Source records
/---
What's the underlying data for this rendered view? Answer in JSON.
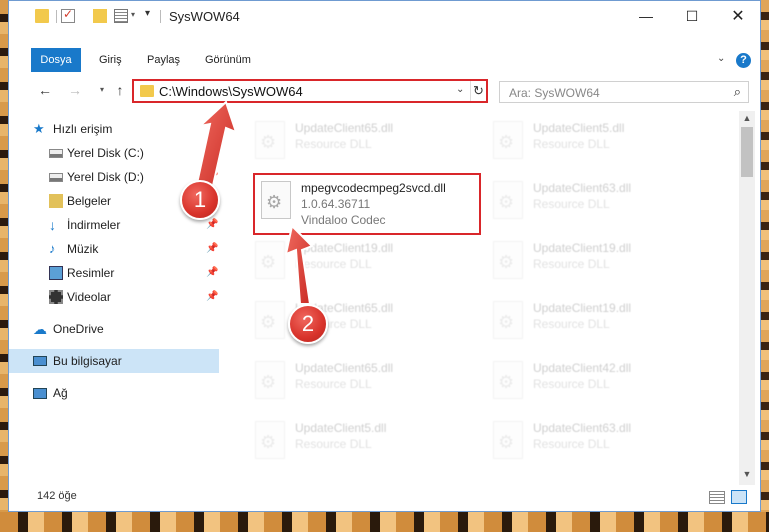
{
  "window": {
    "title": "SysWOW64",
    "controls": {
      "minimize": "—",
      "maximize": "☐",
      "close": "✕"
    }
  },
  "ribbon": {
    "tabs": [
      {
        "label": "Dosya",
        "active": true
      },
      {
        "label": "Giriş"
      },
      {
        "label": "Paylaş"
      },
      {
        "label": "Görünüm"
      }
    ],
    "help": "?"
  },
  "address": {
    "path": "C:\\Windows\\SysWOW64",
    "search_placeholder": "Ara: SysWOW64"
  },
  "sidebar": {
    "items": [
      {
        "label": "Hızlı erişim",
        "icon": "star-icon"
      },
      {
        "label": "Yerel Disk (C:)",
        "icon": "drive-icon"
      },
      {
        "label": "Yerel Disk (D:)",
        "icon": "drive-icon"
      },
      {
        "label": "Belgeler",
        "icon": "folder-icon"
      },
      {
        "label": "İndirmeler",
        "icon": "download-icon"
      },
      {
        "label": "Müzik",
        "icon": "music-icon"
      },
      {
        "label": "Resimler",
        "icon": "pictures-icon"
      },
      {
        "label": "Videolar",
        "icon": "video-icon"
      },
      {
        "label": "OneDrive",
        "icon": "cloud-icon"
      },
      {
        "label": "Bu bilgisayar",
        "icon": "computer-icon",
        "selected": true
      },
      {
        "label": "Ağ",
        "icon": "network-icon"
      }
    ]
  },
  "files": {
    "left": [
      {
        "name": "UpdateClient65.dll",
        "type": "Resource DLL"
      },
      {
        "name": "UpdateClient19.dll",
        "type": "Resource DLL"
      },
      {
        "name": "UpdateClient65.dll",
        "type": "Resource DLL"
      },
      {
        "name": "UpdateClient65.dll",
        "type": "Resource DLL"
      },
      {
        "name": "UpdateClient5.dll",
        "type": "Resource DLL"
      }
    ],
    "right": [
      {
        "name": "UpdateClient5.dll",
        "type": "Resource DLL"
      },
      {
        "name": "UpdateClient63.dll",
        "type": "Resource DLL"
      },
      {
        "name": "UpdateClient19.dll",
        "type": "Resource DLL"
      },
      {
        "name": "UpdateClient19.dll",
        "type": "Resource DLL"
      },
      {
        "name": "UpdateClient42.dll",
        "type": "Resource DLL"
      },
      {
        "name": "UpdateClient63.dll",
        "type": "Resource DLL"
      }
    ],
    "highlighted": {
      "name": "mpegvcodecmpeg2svcd.dll",
      "version": "1.0.64.36711",
      "description": "Vindaloo Codec"
    }
  },
  "status": {
    "count": "142 öğe"
  },
  "annotations": {
    "step1": "1",
    "step2": "2"
  },
  "colors": {
    "accent": "#1979ca",
    "highlight_border": "#d9262a",
    "selected": "#cce4f7"
  }
}
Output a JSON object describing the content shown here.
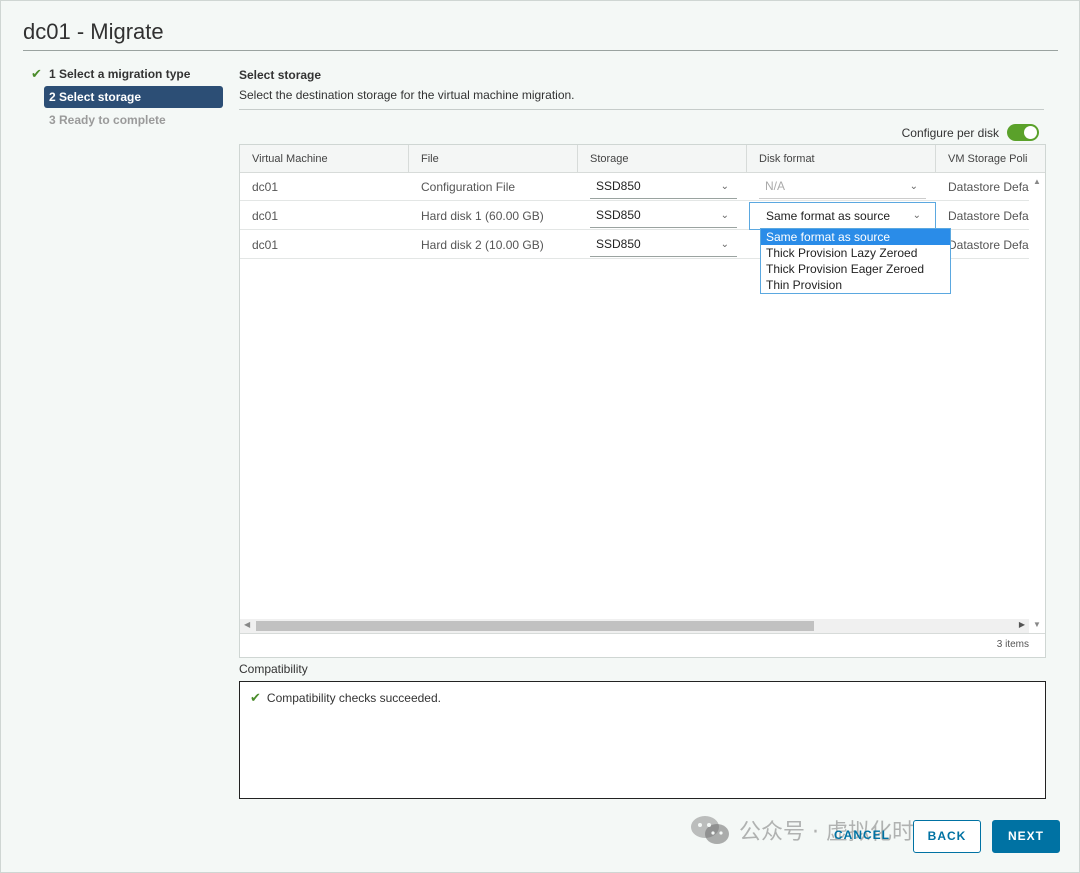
{
  "window": {
    "title": "dc01 - Migrate"
  },
  "steps": [
    {
      "label": "1 Select a migration type",
      "state": "done"
    },
    {
      "label": "2 Select storage",
      "state": "active"
    },
    {
      "label": "3 Ready to complete",
      "state": "pending"
    }
  ],
  "section": {
    "title": "Select storage",
    "description": "Select the destination storage for the virtual machine migration."
  },
  "toggle": {
    "label": "Configure per disk",
    "on": true
  },
  "grid": {
    "columns": [
      "Virtual Machine",
      "File",
      "Storage",
      "Disk format",
      "VM Storage Poli"
    ],
    "rows": [
      {
        "vm": "dc01",
        "file": "Configuration File",
        "storage": "SSD850",
        "disk_format": "N/A",
        "policy": "Datastore Defa"
      },
      {
        "vm": "dc01",
        "file": "Hard disk 1 (60.00 GB)",
        "storage": "SSD850",
        "disk_format": "Same format as source",
        "policy": "Datastore Defa"
      },
      {
        "vm": "dc01",
        "file": "Hard disk 2 (10.00 GB)",
        "storage": "SSD850",
        "disk_format": "",
        "policy": "Datastore Defa"
      }
    ],
    "item_count": "3 items"
  },
  "dropdown": {
    "options": [
      "Same format as source",
      "Thick Provision Lazy Zeroed",
      "Thick Provision Eager Zeroed",
      "Thin Provision"
    ],
    "selected_index": 0
  },
  "compatibility": {
    "label": "Compatibility",
    "message": "Compatibility checks succeeded."
  },
  "buttons": {
    "cancel": "CANCEL",
    "back": "BACK",
    "next": "NEXT"
  },
  "watermark": {
    "text": "公众号 · 虚拟化时代君"
  },
  "colors": {
    "accent": "#0072a3",
    "active_step": "#2c4e75",
    "toggle_on": "#5aa12a",
    "dropdown_highlight": "#2a8ce8",
    "success": "#4a8c2a"
  }
}
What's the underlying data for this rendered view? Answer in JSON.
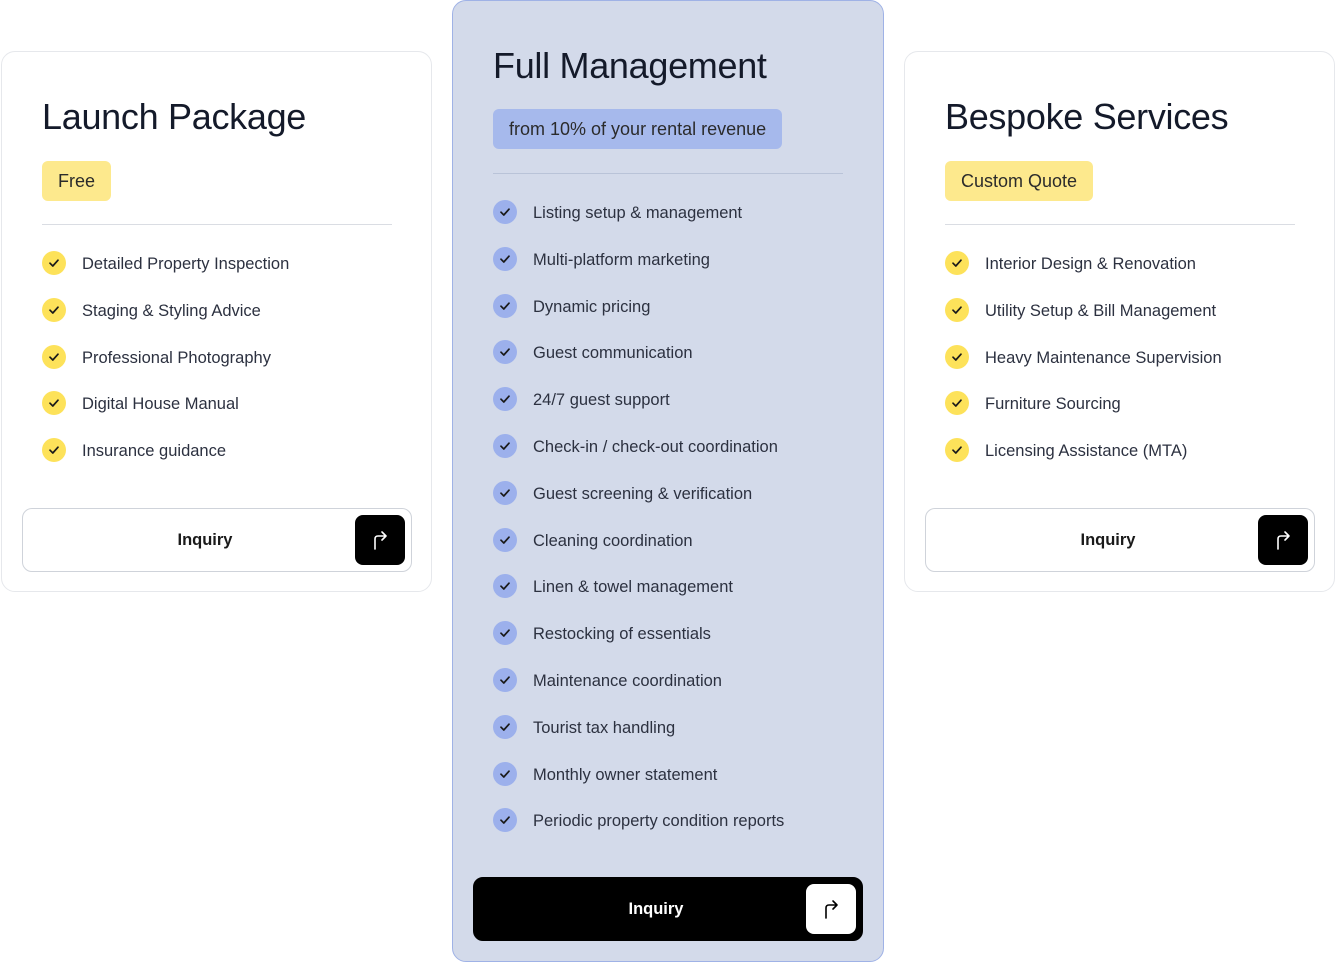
\---
Stated problem: Print the complete listing exactly as it stands, without its pictures.

Final result:
What's the underlying data for this rendered view? Answer in JSON.
{
  "window": {
    "title": "SysWOW64",
    "controls": {
      "minimize": "—",
      "maximize": "☐",
      "close": "✕"
    }
  },
  "ribbon": {
    "tabs": [
      {
        "label": "Dosya",
        "active": true
      },
      {
        "label": "Giriş"
      },
      {
        "label": "Paylaş"
      },
      {
        "label": "Görünüm"
      }
    ],
    "help": "?"
  },
  "address": {
    "path": "C:\\Windows\\SysWOW64",
    "search_placeholder": "Ara: SysWOW64"
  },
  "sidebar": {
    "items": [
      {
        "label": "Hızlı erişim",
        "icon": "star-icon"
      },
      {
        "label": "Yerel Disk (C:)",
        "icon": "drive-icon"
      },
      {
        "label": "Yerel Disk (D:)",
        "icon": "drive-icon"
      },
      {
        "label": "Belgeler",
        "icon": "folder-icon"
      },
      {
        "label": "İndirmeler",
        "icon": "download-icon"
      },
      {
        "label": "Müzik",
        "icon": "music-icon"
      },
      {
        "label": "Resimler",
        "icon": "pictures-icon"
      },
      {
        "label": "Videolar",
        "icon": "video-icon"
      },
      {
        "label": "OneDrive",
        "icon": "cloud-icon"
      },
      {
        "label": "Bu bilgisayar",
        "icon": "computer-icon",
        "selected": true
      },
      {
        "label": "Ağ",
        "icon": "network-icon"
      }
    ]
  },
  "files": {
    "left": [
      {
        "name": "UpdateClient65.dll",
        "type": "Resource DLL"
      },
      {
        "name": "UpdateClient19.dll",
        "type": "Resource DLL"
      },
      {
        "name": "UpdateClient65.dll",
        "type": "Resource DLL"
      },
      {
        "name": "UpdateClient65.dll",
        "type": "Resource DLL"
      },
      {
        "name": "UpdateClient5.dll",
        "type": "Resource DLL"
      }
    ],
    "right": [
      {
        "name": "UpdateClient5.dll",
        "type": "Resource DLL"
      },
      {
        "name": "UpdateClient63.dll",
        "type": "Resource DLL"
      },
      {
        "name": "UpdateClient19.dll",
        "type": "Resource DLL"
      },
      {
        "name": "UpdateClient19.dll",
        "type": "Resource DLL"
      },
      {
        "name": "UpdateClient42.dll",
        "type": "Resource DLL"
      },
      {
        "name": "UpdateClient63.dll",
        "type": "Resource DLL"
      }
    ],
    "highlighted": {
      "name": "mpegvcodecmpeg2svcd.dll",
      "version": "1.0.64.36711",
      "description": "Vindaloo Codec"
    }
  },
  "status": {
    "count": "142 öğe"
  },
  "annotations": {
    "step1": "1",
    "step2": "2"
  },
  "colors": {
    "accent": "#1979ca",
    "highlight_border": "#d9262a",
    "selected": "#cce4f7"
  }
}
Output a JSON object describing the content shown here.
{
  "window": {
    "title": "dc01 - Migrate"
  },
  "steps": [
    {
      "label": "1 Select a migration type",
      "state": "done"
    },
    {
      "label": "2 Select storage",
      "state": "active"
    },
    {
      "label": "3 Ready to complete",
      "state": "pending"
    }
  ],
  "section": {
    "title": "Select storage",
    "description": "Select the destination storage for the virtual machine migration."
  },
  "toggle": {
    "label": "Configure per disk",
    "on": true
  },
  "grid": {
    "columns": [
      "Virtual Machine",
      "File",
      "Storage",
      "Disk format",
      "VM Storage Poli"
    ],
    "rows": [
      {
        "vm": "dc01",
        "file": "Configuration File",
        "storage": "SSD850",
        "disk_format": "N/A",
        "policy": "Datastore Defa"
      },
      {
        "vm": "dc01",
        "file": "Hard disk 1 (60.00 GB)",
        "storage": "SSD850",
        "disk_format": "Same format as source",
        "policy": "Datastore Defa"
      },
      {
        "vm": "dc01",
        "file": "Hard disk 2 (10.00 GB)",
        "storage": "SSD850",
        "disk_format": "",
        "policy": "Datastore Defa"
      }
    ],
    "item_count": "3 items"
  },
  "dropdown": {
    "options": [
      "Same format as source",
      "Thick Provision Lazy Zeroed",
      "Thick Provision Eager Zeroed",
      "Thin Provision"
    ],
    "selected_index": 0
  },
  "compatibility": {
    "label": "Compatibility",
    "message": "Compatibility checks succeeded."
  },
  "buttons": {
    "cancel": "CANCEL",
    "back": "BACK",
    "next": "NEXT"
  },
  "watermark": {
    "text": "公众号 · 虚拟化时代君"
  },
  "colors": {
    "accent": "#0072a3",
    "active_step": "#2c4e75",
    "toggle_on": "#5aa12a",
    "dropdown_highlight": "#2a8ce8",
    "success": "#4a8c2a"
  }
}
What's the underlying data for this rendered view? Answer in JSON.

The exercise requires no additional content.